• Selected passage:
-- Start --

Write with WORLD

Each of the boys have a subject that elicits dread from them at the mere utterance of it’s name.  For a while, R would be almost in tears over spelling.  Thankfully, we found a program that worked better for him and meltdowns are rather rare for that particular subject.  But, writing seems to have been a stumbling block for him on a fairly regular basis.

 

When I read about the soon to launch program, Write with WORLD, I was eager to see if this different approach would appeal to him and eliminate the meltdowns.

 

 

 

At first, the newness seemed to bring a much nicer disposition from him when I would say it was time for writing.  But, I can’t say that it is completely holding after a few weeks of using the materials.  DSC07601

 

Why?  He has entered that time of emerging attitudes that seem to plague ‘tweens’ and ‘teens’ with a desire to do things as quickly as possible.

 

WORLD writing is NOT meant to be done haphazardly by the student and does require some real thought about what you are doing.  While I do not view other writing programs as being so mind numbing that no thought is required, it does appear that some of the repetitive nature of those programs has him thinking it’s all about regurgitation of words for writing assignments with a few dress ups here and there to make it his own.  And, you just can’t do that with this program.

-- End --

• Available data:
-- Start --

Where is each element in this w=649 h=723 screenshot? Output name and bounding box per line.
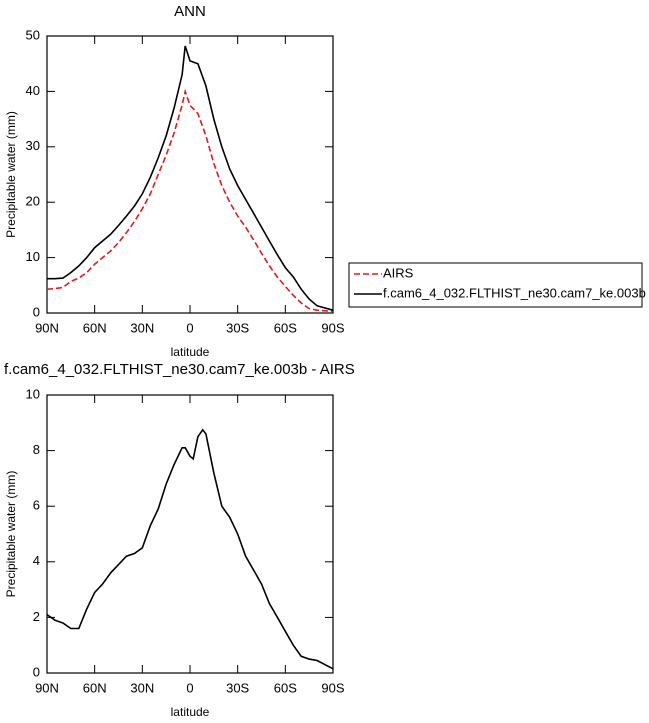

-- End --

• Objective:
Quote the full post about the Write with WORLD writing program word for word. None of the data is needed here.

• Complete answer:
Write with WORLD

Each of the boys have a subject that elicits dread from them at the mere utterance of it’s name.  For a while, R would be almost in tears over spelling.  Thankfully, we found a program that worked better for him and meltdowns are rather rare for that particular subject.  But, writing seems to have been a stumbling block for him on a fairly regular basis.

 

When I read about the soon to launch program, Write with WORLD, I was eager to see if this different approach would appeal to him and eliminate the meltdowns.

 

 

 

At first, the newness seemed to bring a much nicer disposition from him when I would say it was time for writing.  But, I can’t say that it is completely holding after a few weeks of using the materials.  DSC07601

 

Why?  He has entered that time of emerging attitudes that seem to plague ‘tweens’ and ‘teens’ with a desire to do things as quickly as possible.

 

WORLD writing is NOT meant to be done haphazardly by the student and does require some real thought about what you are doing.  While I do not view other writing programs as being so mind numbing that no thought is required, it does appear that some of the repetitive nature of those programs has him thinking it’s all about regurgitation of words for writing assignments with a few dress ups here and there to make it his own.  And, you just can’t do that with this program.